**MATERIAL PROVIDED**
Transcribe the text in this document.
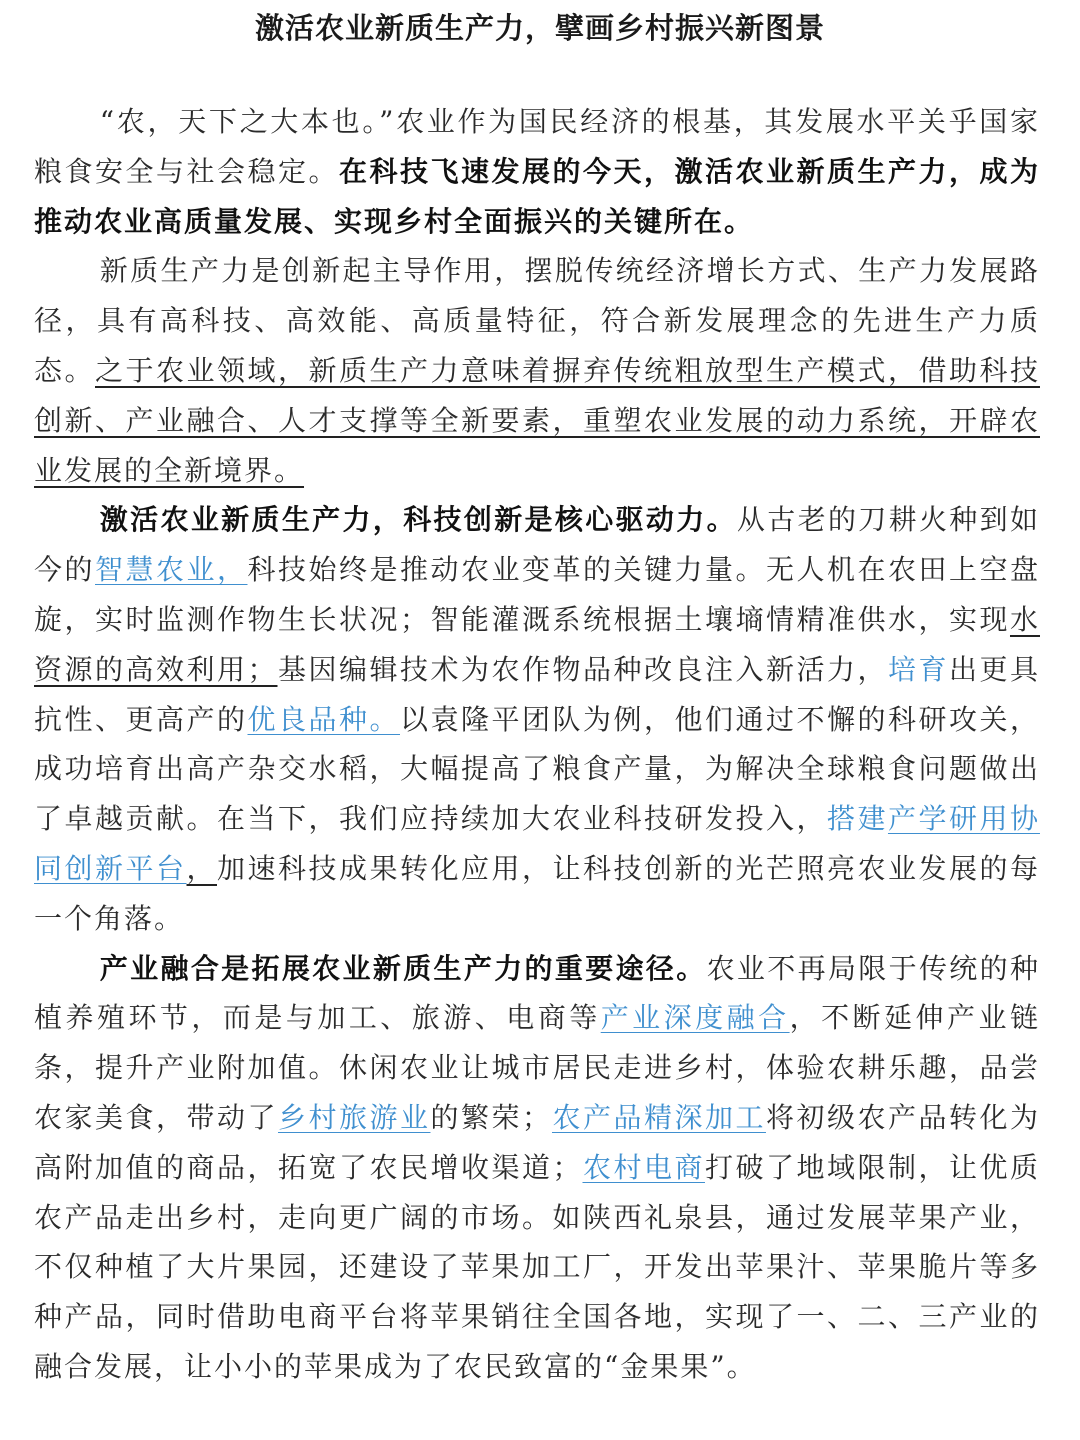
激活农业新质生产力，擘画乡村振兴新图景

“农，天下之大本也。”农业作为国民经济的根基，其发展水平关乎国家粮食安全与社会稳定。在科技飞速发展的今天，激活农业新质生产力，成为推动农业高质量发展、实现乡村全面振兴的关键所在。

新质生产力是创新起主导作用，摆脱传统经济增长方式、生产力发展路径，具有高科技、高效能、高质量特征，符合新发展理念的先进生产力质态。之于农业领域，新质生产力意味着摒弃传统粗放型生产模式，借助科技创新、产业融合、人才支撑等全新要素，重塑农业发展的动力系统，开辟农业发展的全新境界。

激活农业新质生产力，科技创新是核心驱动力。从古老的刀耕火种到如今的智慧农业，科技始终是推动农业变革的关键力量。无人机在农田上空盘旋，实时监测作物生长状况；智能灌溉系统根据土壤墒情精准供水，实现水资源的高效利用；基因编辑技术为农作物品种改良注入新活力，培育出更具抗性、更高产的优良品种。以袁隆平团队为例，他们通过不懈的科研攻关，成功培育出高产杂交水稻，大幅提高了粮食产量，为解决全球粮食问题做出了卓越贡献。在当下，我们应持续加大农业科技研发投入，搭建产学研用协同创新平台，加速科技成果转化应用，让科技创新的光芒照亮农业发展的每一个角落。

产业融合是拓展农业新质生产力的重要途径。农业不再局限于传统的种植养殖环节，而是与加工、旅游、电商等产业深度融合，不断延伸产业链条，提升产业附加值。休闲农业让城市居民走进乡村，体验农耕乐趣，品尝农家美食，带动了乡村旅游业的繁荣；农产品精深加工将初级农产品转化为高附加值的商品，拓宽了农民增收渠道；农村电商打破了地域限制，让优质农产品走出乡村，走向更广阔的市场。如陕西礼泉县，通过发展苹果产业，不仅种植了大片果园，还建设了苹果加工厂，开发出苹果汁、苹果脆片等多种产品，同时借助电商平台将苹果销往全国各地，实现了一、二、三产业的融合发展，让小小的苹果成为了农民致富的“金果果”。
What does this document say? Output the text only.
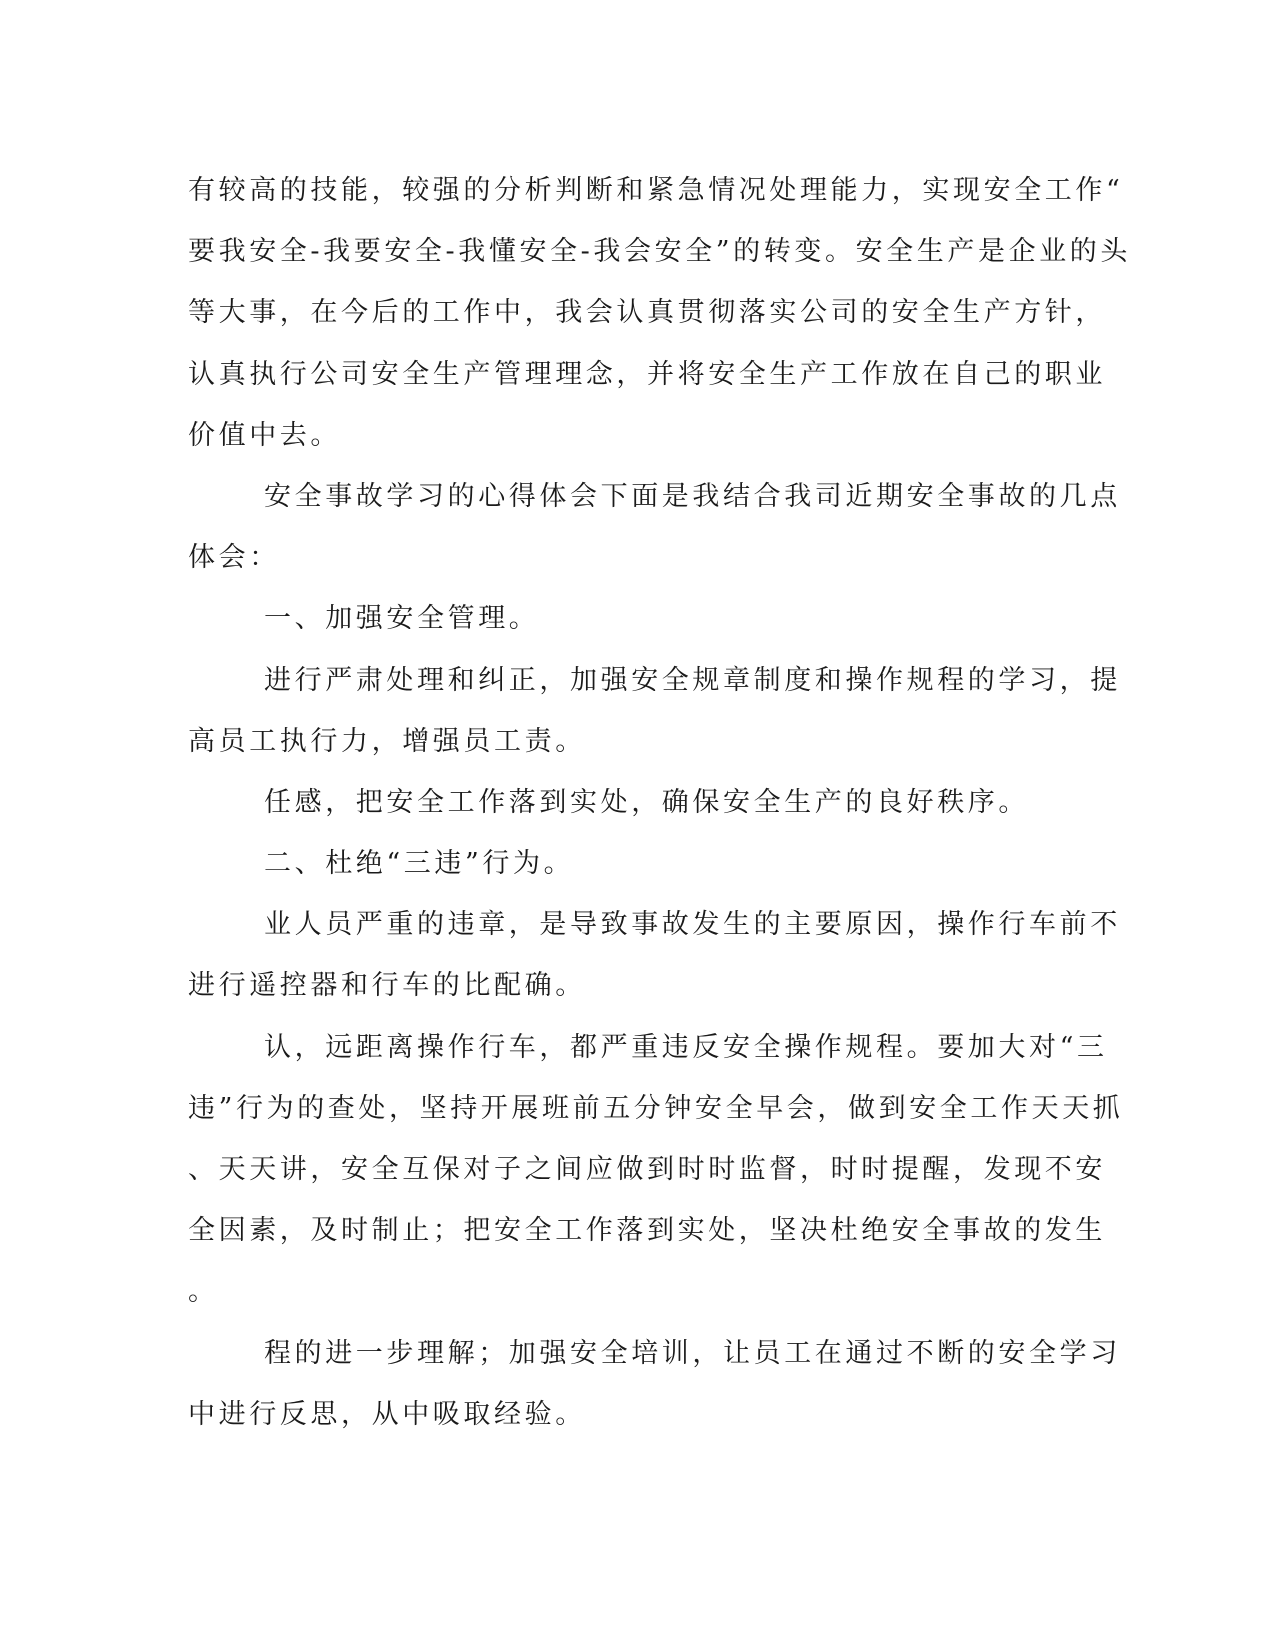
有较高的技能，较强的分析判断和紧急情况处理能力，实现安全工作“
要我安全-我要安全-我懂安全-我会安全”的转变。安全生产是企业的头
等大事，在今后的工作中，我会认真贯彻落实公司的安全生产方针，
认真执行公司安全生产管理理念，并将安全生产工作放在自己的职业
价值中去。
安全事故学习的心得体会下面是我结合我司近期安全事故的几点
体会：
一、加强安全管理。
进行严肃处理和纠正，加强安全规章制度和操作规程的学习，提
高员工执行力，增强员工责。
任感，把安全工作落到实处，确保安全生产的良好秩序。
二、杜绝“三违”行为。
业人员严重的违章，是导致事故发生的主要原因，操作行车前不
进行遥控器和行车的比配确。
认，远距离操作行车，都严重违反安全操作规程。要加大对“三
违”行为的查处，坚持开展班前五分钟安全早会，做到安全工作天天抓
、天天讲，安全互保对子之间应做到时时监督，时时提醒，发现不安
全因素，及时制止；把安全工作落到实处，坚决杜绝安全事故的发生
。
程的进一步理解；加强安全培训，让员工在通过不断的安全学习
中进行反思，从中吸取经验。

**EXERCISE REQUIREMENTS**
Take the line with "What does this" as the first line and the last line of the records above as the final one; reproduce exactly the lines between them, both included, without pictures.

**CORRECT RESPONSE**
What does this document say? Output the text only.
有较高的技能，较强的分析判断和紧急情况处理能力，实现安全工作“
要我安全-我要安全-我懂安全-我会安全”的转变。安全生产是企业的头
等大事，在今后的工作中，我会认真贯彻落实公司的安全生产方针，
认真执行公司安全生产管理理念，并将安全生产工作放在自己的职业
价值中去。
安全事故学习的心得体会下面是我结合我司近期安全事故的几点
体会：
一、加强安全管理。
进行严肃处理和纠正，加强安全规章制度和操作规程的学习，提
高员工执行力，增强员工责。
任感，把安全工作落到实处，确保安全生产的良好秩序。
二、杜绝“三违”行为。
业人员严重的违章，是导致事故发生的主要原因，操作行车前不
进行遥控器和行车的比配确。
认，远距离操作行车，都严重违反安全操作规程。要加大对“三
违”行为的查处，坚持开展班前五分钟安全早会，做到安全工作天天抓
、天天讲，安全互保对子之间应做到时时监督，时时提醒，发现不安
全因素，及时制止；把安全工作落到实处，坚决杜绝安全事故的发生
。
程的进一步理解；加强安全培训，让员工在通过不断的安全学习
中进行反思，从中吸取经验。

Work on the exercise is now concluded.